→ **To do**
Take all the material and copy it exactly.

→ **Records provided**
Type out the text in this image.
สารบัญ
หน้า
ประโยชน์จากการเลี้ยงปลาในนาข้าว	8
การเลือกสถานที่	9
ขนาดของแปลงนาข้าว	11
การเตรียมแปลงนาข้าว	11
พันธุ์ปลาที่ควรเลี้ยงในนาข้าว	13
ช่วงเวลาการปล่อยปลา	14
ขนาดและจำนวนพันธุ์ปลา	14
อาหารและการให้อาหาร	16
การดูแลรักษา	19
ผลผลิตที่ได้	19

→ **Result of this exercise**
Type out the text in this image.
สารบัญ
หน้า
ประโยชน์จากการเลี้ยงปลาในนาข้าว	8
การเลือกสถานที่	9
ขนาดของแปลงนาข้าว	11
การเตรียมแปลงนาข้าว	11
พันธุ์ปลาที่ควรเลี้ยงในนาข้าว	13
ช่วงเวลาการปล่อยปลา	14
ขนาดและจำนวนพันธุ์ปลา	14
อาหารและการให้อาหาร	16
การดูแลรักษา	19
ผลผลิตที่ได้	19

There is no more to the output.